*** Opening DOCUMENT SEGMENT ***

According to Reporters Without Borders, Yahoo and its local partner, Alibaba, helped the Chinese government nail Li Zhi.
Reporters Without Borders said it had obtained a copy of the court verdict against Li Zhi (below), a former official jailed for eight years in December 2003, confirming that US firm Yahoo ! collaborated with the prosecution, as did local competitor, Sina.
“The Li Zhi verdict shows that all Internet sector companies are pulled in to help when the police investigate a political dissident,” the press freedom organization said.
Link here along with the actual transcript of the verdict in Chinese (if you’re fluent, feel free to comment on this blog).
Li Zhi is the man who got “eight years in jail for trying to query and join a democracy group from his home in Sichuan.” What an evil man!
However, another source, Roland Soong, says the whole thing with Li Zhi is overblown:
Roland Soong, a highly regarded translator and media researcher who is the author of the EastSouthWestNorth blog, did not dispute reports that Yahoo provided Chinese police with evidence used to build a case against Li. However, he said Yahoo’s role in the case has been overblown, and questioned why the case has attracted so much attention now, nearly two years after the statement was written by Li’s lawyers.

*** Closing DOCUMENT SEGMENT ***
*** Opening EXTRACTED DATA ***

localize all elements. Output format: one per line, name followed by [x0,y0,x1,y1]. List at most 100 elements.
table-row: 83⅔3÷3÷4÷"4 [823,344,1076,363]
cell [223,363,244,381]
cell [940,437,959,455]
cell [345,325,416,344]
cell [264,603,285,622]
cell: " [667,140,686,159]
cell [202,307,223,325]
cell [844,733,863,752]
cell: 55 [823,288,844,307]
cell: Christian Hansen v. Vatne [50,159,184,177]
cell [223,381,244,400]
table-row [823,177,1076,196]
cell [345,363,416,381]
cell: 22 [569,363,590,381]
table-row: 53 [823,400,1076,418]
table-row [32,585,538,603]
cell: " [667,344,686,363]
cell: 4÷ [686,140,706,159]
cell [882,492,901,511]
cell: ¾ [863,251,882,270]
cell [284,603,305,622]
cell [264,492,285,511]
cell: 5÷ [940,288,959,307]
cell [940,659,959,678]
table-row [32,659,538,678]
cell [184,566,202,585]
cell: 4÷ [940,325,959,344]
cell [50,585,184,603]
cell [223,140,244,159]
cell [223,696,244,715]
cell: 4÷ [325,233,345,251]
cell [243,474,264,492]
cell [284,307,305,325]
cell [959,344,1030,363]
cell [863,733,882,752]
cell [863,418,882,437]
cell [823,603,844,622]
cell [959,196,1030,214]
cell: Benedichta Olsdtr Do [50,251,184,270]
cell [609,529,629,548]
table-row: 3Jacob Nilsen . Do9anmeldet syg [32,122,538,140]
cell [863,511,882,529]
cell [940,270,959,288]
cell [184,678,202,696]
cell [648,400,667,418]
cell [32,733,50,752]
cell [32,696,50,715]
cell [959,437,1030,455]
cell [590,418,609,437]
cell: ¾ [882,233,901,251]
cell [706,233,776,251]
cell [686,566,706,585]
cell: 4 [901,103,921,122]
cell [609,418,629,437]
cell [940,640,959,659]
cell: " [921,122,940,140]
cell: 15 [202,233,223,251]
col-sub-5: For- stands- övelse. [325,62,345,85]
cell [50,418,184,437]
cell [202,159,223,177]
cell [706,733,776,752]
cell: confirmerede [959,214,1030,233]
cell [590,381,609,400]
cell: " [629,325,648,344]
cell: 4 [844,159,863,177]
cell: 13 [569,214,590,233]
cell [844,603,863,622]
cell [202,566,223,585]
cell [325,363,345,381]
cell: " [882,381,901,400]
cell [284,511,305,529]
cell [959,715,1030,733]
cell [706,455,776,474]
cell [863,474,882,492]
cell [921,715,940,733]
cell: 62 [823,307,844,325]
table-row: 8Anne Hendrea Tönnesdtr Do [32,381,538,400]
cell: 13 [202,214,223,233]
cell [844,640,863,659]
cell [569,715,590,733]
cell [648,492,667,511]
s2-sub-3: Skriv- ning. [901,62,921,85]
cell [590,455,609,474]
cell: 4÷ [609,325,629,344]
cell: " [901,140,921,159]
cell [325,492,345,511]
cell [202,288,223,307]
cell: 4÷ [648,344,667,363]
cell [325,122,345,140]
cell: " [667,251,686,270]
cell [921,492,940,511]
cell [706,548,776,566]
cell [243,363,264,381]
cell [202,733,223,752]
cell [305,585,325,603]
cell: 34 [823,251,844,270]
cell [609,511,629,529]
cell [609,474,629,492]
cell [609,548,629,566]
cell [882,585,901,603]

*** Closing EXTRACTED DATA ***

◆ **ASSIGNED TASK**
Continue the blog post above about Yahoo's part in the Li Zhi case, starting right after its last sentence.

◆ **ANSWER TO THIS EXERCISE**
It is unclear whether or not Roland he has seen the transcript of the verdict (he’s speaking about the appeal). Since I don’t speak or write Chinese, it’s difficult to go off of more than just media reports.
Needless to say, turning over personal information that directly supports a government’s reprehensible human rights violations is difficult to excuse. Internet companies say “we’re just obeying the laws of the land”. We’ve heard that before, but I won’t bother to push hard analogies out of respect to Godwin’s Law. If turning over the email records of some poor sod who spoke his mind ends him up dead or in prison for years, you just can’t do it.
Remember, Zhao Yan faces 10 years in prison for “endangering state secrets” (what those state secrets are, no one knows). Li Zhi got eight years in prison for applying for membership to a banned political party. Shi Toa got 10 years for a similarly minor violation.
Of course, I would be jailed for this blog entry in China.